(Stored records)
• • • •

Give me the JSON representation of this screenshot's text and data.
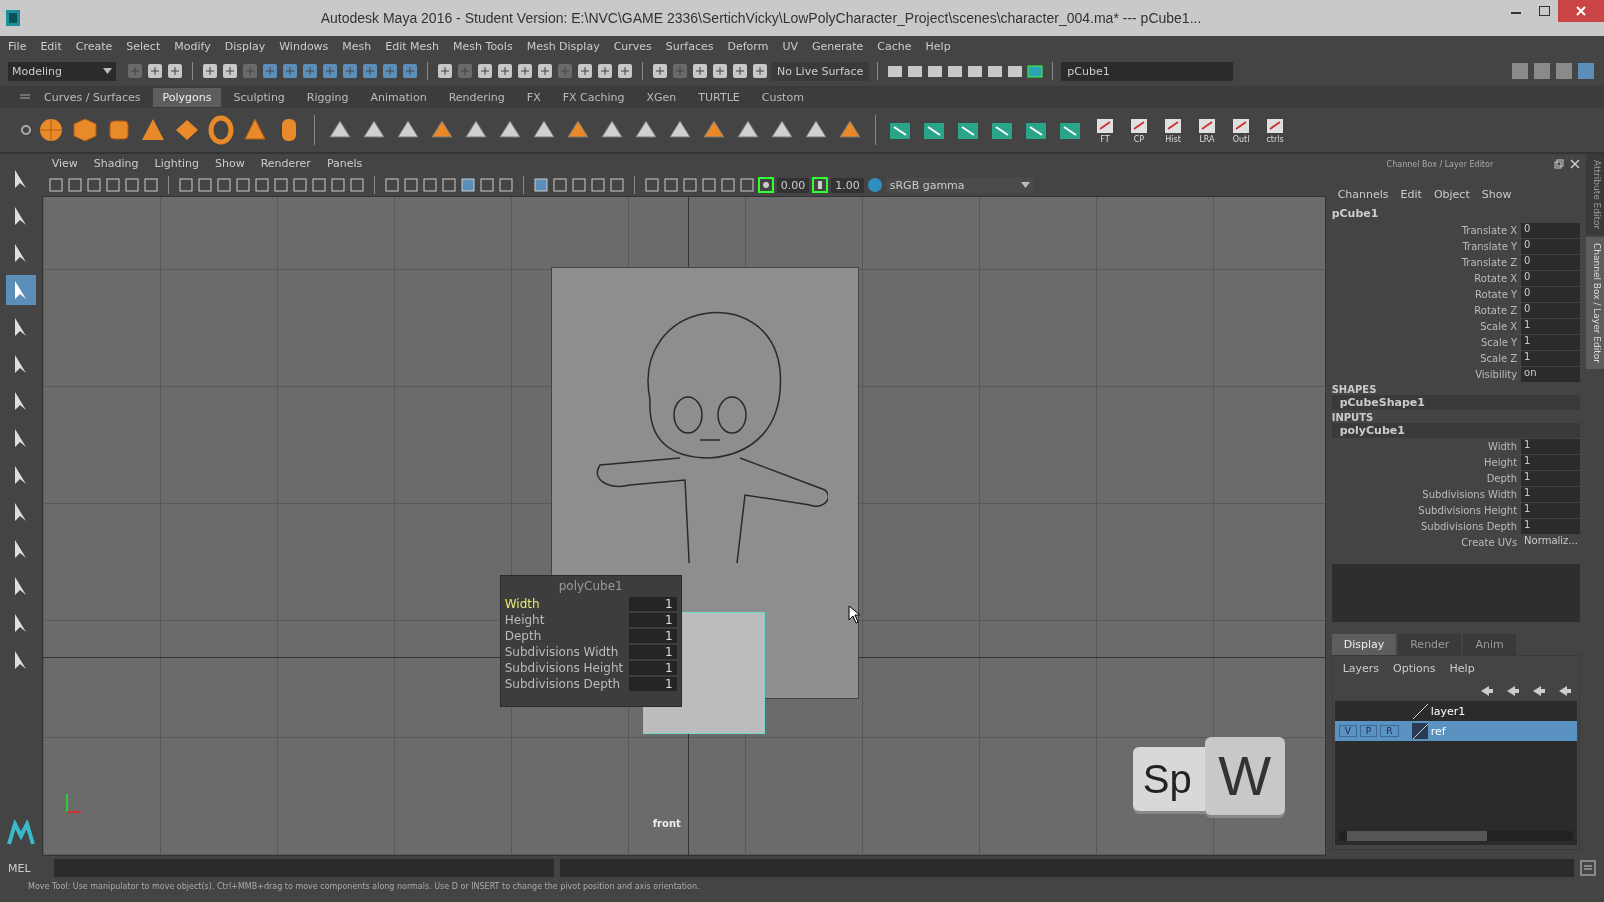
{
  "window": {
    "title": "Autodesk Maya 2016 - Student Version: E:\\NVC\\GAME 2336\\SertichVicky\\LowPolyCharacter_Project\\scenes\\character_004.ma*  ---  pCube1..."
  },
  "menu_bar": [
    "File",
    "Edit",
    "Create",
    "Select",
    "Modify",
    "Display",
    "Windows",
    "Mesh",
    "Edit Mesh",
    "Mesh Tools",
    "Mesh Display",
    "Curves",
    "Surfaces",
    "Deform",
    "UV",
    "Generate",
    "Cache",
    "Help"
  ],
  "status_line": {
    "mode": "Modeling",
    "live_surface": "No Live Surface",
    "name_field": "pCube1"
  },
  "shelf": {
    "tabs": [
      {
        "label": "Curves / Surfaces",
        "selected": false
      },
      {
        "label": "Polygons",
        "selected": true
      },
      {
        "label": "Sculpting",
        "selected": false
      },
      {
        "label": "Rigging",
        "selected": false
      },
      {
        "label": "Animation",
        "selected": false
      },
      {
        "label": "Rendering",
        "selected": false
      },
      {
        "label": "FX",
        "selected": false
      },
      {
        "label": "FX Caching",
        "selected": false
      },
      {
        "label": "XGen",
        "selected": false
      },
      {
        "label": "TURTLE",
        "selected": false
      },
      {
        "label": "Custom",
        "selected": false
      }
    ],
    "icon_labels": [
      "FT",
      "CP",
      "Hist",
      "LRA",
      "Outl",
      "ctrls"
    ]
  },
  "viewport": {
    "menu": [
      "View",
      "Shading",
      "Lighting",
      "Show",
      "Renderer",
      "Panels"
    ],
    "exposure": "0.00",
    "gamma": "1.00",
    "color_space": "sRGB gamma",
    "camera_label": "front"
  },
  "in_view_editor": {
    "title": "polyCube1",
    "rows": [
      {
        "label": "Width",
        "value": "1",
        "selected": true
      },
      {
        "label": "Height",
        "value": "1",
        "selected": false
      },
      {
        "label": "Depth",
        "value": "1",
        "selected": false
      },
      {
        "label": "Subdivisions Width",
        "value": "1",
        "selected": false
      },
      {
        "label": "Subdivisions Height",
        "value": "1",
        "selected": false
      },
      {
        "label": "Subdivisions Depth",
        "value": "1",
        "selected": false
      }
    ]
  },
  "keystroke_overlay": [
    "Sp",
    "W"
  ],
  "channel_box": {
    "title": "Channel Box / Layer Editor",
    "menu": [
      "Channels",
      "Edit",
      "Object",
      "Show"
    ],
    "object": "pCube1",
    "attributes": [
      {
        "label": "Translate X",
        "value": "0"
      },
      {
        "label": "Translate Y",
        "value": "0"
      },
      {
        "label": "Translate Z",
        "value": "0"
      },
      {
        "label": "Rotate X",
        "value": "0"
      },
      {
        "label": "Rotate Y",
        "value": "0"
      },
      {
        "label": "Rotate Z",
        "value": "0"
      },
      {
        "label": "Scale X",
        "value": "1"
      },
      {
        "label": "Scale Y",
        "value": "1"
      },
      {
        "label": "Scale Z",
        "value": "1"
      },
      {
        "label": "Visibility",
        "value": "on"
      }
    ],
    "shapes_header": "SHAPES",
    "shape": "pCubeShape1",
    "inputs_header": "INPUTS",
    "input": "polyCube1",
    "input_attributes": [
      {
        "label": "Width",
        "value": "1"
      },
      {
        "label": "Height",
        "value": "1"
      },
      {
        "label": "Depth",
        "value": "1"
      },
      {
        "label": "Subdivisions Width",
        "value": "1"
      },
      {
        "label": "Subdivisions Height",
        "value": "1"
      },
      {
        "label": "Subdivisions Depth",
        "value": "1"
      },
      {
        "label": "Create UVs",
        "value": "Normaliz..."
      }
    ]
  },
  "layer_editor": {
    "tabs": [
      {
        "label": "Display",
        "selected": true
      },
      {
        "label": "Render",
        "selected": false
      },
      {
        "label": "Anim",
        "selected": false
      }
    ],
    "menu": [
      "Layers",
      "Options",
      "Help"
    ],
    "layers": [
      {
        "name": "layer1",
        "selected": false
      },
      {
        "name": "ref",
        "selected": true,
        "buttons": [
          "V",
          "P",
          "R"
        ]
      }
    ]
  },
  "side_tabs": [
    {
      "label": "Attribute Editor",
      "selected": false
    },
    {
      "label": "Channel Box / Layer Editor",
      "selected": true
    }
  ],
  "command_line": {
    "language": "MEL"
  },
  "help_line": "Move Tool: Use manipulator to move object(s). Ctrl+MMB+drag to move components along normals. Use D or INSERT to change the pivot position and axis orientation."
}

• • • •

Transcribe the records above exactly, omitting every picture they contain.

• ANSWER TO THIS TASK:
Give me the JSON representation of this screenshot's text and data.
{
  "window": {
    "title": "Autodesk Maya 2016 - Student Version: E:\\NVC\\GAME 2336\\SertichVicky\\LowPolyCharacter_Project\\scenes\\character_004.ma*  ---  pCube1..."
  },
  "menu_bar": [
    "File",
    "Edit",
    "Create",
    "Select",
    "Modify",
    "Display",
    "Windows",
    "Mesh",
    "Edit Mesh",
    "Mesh Tools",
    "Mesh Display",
    "Curves",
    "Surfaces",
    "Deform",
    "UV",
    "Generate",
    "Cache",
    "Help"
  ],
  "status_line": {
    "mode": "Modeling",
    "live_surface": "No Live Surface",
    "name_field": "pCube1"
  },
  "shelf": {
    "tabs": [
      {
        "label": "Curves / Surfaces",
        "selected": false
      },
      {
        "label": "Polygons",
        "selected": true
      },
      {
        "label": "Sculpting",
        "selected": false
      },
      {
        "label": "Rigging",
        "selected": false
      },
      {
        "label": "Animation",
        "selected": false
      },
      {
        "label": "Rendering",
        "selected": false
      },
      {
        "label": "FX",
        "selected": false
      },
      {
        "label": "FX Caching",
        "selected": false
      },
      {
        "label": "XGen",
        "selected": false
      },
      {
        "label": "TURTLE",
        "selected": false
      },
      {
        "label": "Custom",
        "selected": false
      }
    ],
    "icon_labels": [
      "FT",
      "CP",
      "Hist",
      "LRA",
      "Outl",
      "ctrls"
    ]
  },
  "viewport": {
    "menu": [
      "View",
      "Shading",
      "Lighting",
      "Show",
      "Renderer",
      "Panels"
    ],
    "exposure": "0.00",
    "gamma": "1.00",
    "color_space": "sRGB gamma",
    "camera_label": "front"
  },
  "in_view_editor": {
    "title": "polyCube1",
    "rows": [
      {
        "label": "Width",
        "value": "1",
        "selected": true
      },
      {
        "label": "Height",
        "value": "1",
        "selected": false
      },
      {
        "label": "Depth",
        "value": "1",
        "selected": false
      },
      {
        "label": "Subdivisions Width",
        "value": "1",
        "selected": false
      },
      {
        "label": "Subdivisions Height",
        "value": "1",
        "selected": false
      },
      {
        "label": "Subdivisions Depth",
        "value": "1",
        "selected": false
      }
    ]
  },
  "keystroke_overlay": [
    "Sp",
    "W"
  ],
  "channel_box": {
    "title": "Channel Box / Layer Editor",
    "menu": [
      "Channels",
      "Edit",
      "Object",
      "Show"
    ],
    "object": "pCube1",
    "attributes": [
      {
        "label": "Translate X",
        "value": "0"
      },
      {
        "label": "Translate Y",
        "value": "0"
      },
      {
        "label": "Translate Z",
        "value": "0"
      },
      {
        "label": "Rotate X",
        "value": "0"
      },
      {
        "label": "Rotate Y",
        "value": "0"
      },
      {
        "label": "Rotate Z",
        "value": "0"
      },
      {
        "label": "Scale X",
        "value": "1"
      },
      {
        "label": "Scale Y",
        "value": "1"
      },
      {
        "label": "Scale Z",
        "value": "1"
      },
      {
        "label": "Visibility",
        "value": "on"
      }
    ],
    "shapes_header": "SHAPES",
    "shape": "pCubeShape1",
    "inputs_header": "INPUTS",
    "input": "polyCube1",
    "input_attributes": [
      {
        "label": "Width",
        "value": "1"
      },
      {
        "label": "Height",
        "value": "1"
      },
      {
        "label": "Depth",
        "value": "1"
      },
      {
        "label": "Subdivisions Width",
        "value": "1"
      },
      {
        "label": "Subdivisions Height",
        "value": "1"
      },
      {
        "label": "Subdivisions Depth",
        "value": "1"
      },
      {
        "label": "Create UVs",
        "value": "Normaliz..."
      }
    ]
  },
  "layer_editor": {
    "tabs": [
      {
        "label": "Display",
        "selected": true
      },
      {
        "label": "Render",
        "selected": false
      },
      {
        "label": "Anim",
        "selected": false
      }
    ],
    "menu": [
      "Layers",
      "Options",
      "Help"
    ],
    "layers": [
      {
        "name": "layer1",
        "selected": false
      },
      {
        "name": "ref",
        "selected": true,
        "buttons": [
          "V",
          "P",
          "R"
        ]
      }
    ]
  },
  "side_tabs": [
    {
      "label": "Attribute Editor",
      "selected": false
    },
    {
      "label": "Channel Box / Layer Editor",
      "selected": true
    }
  ],
  "command_line": {
    "language": "MEL"
  },
  "help_line": "Move Tool: Use manipulator to move object(s). Ctrl+MMB+drag to move components along normals. Use D or INSERT to change the pivot position and axis orientation."
}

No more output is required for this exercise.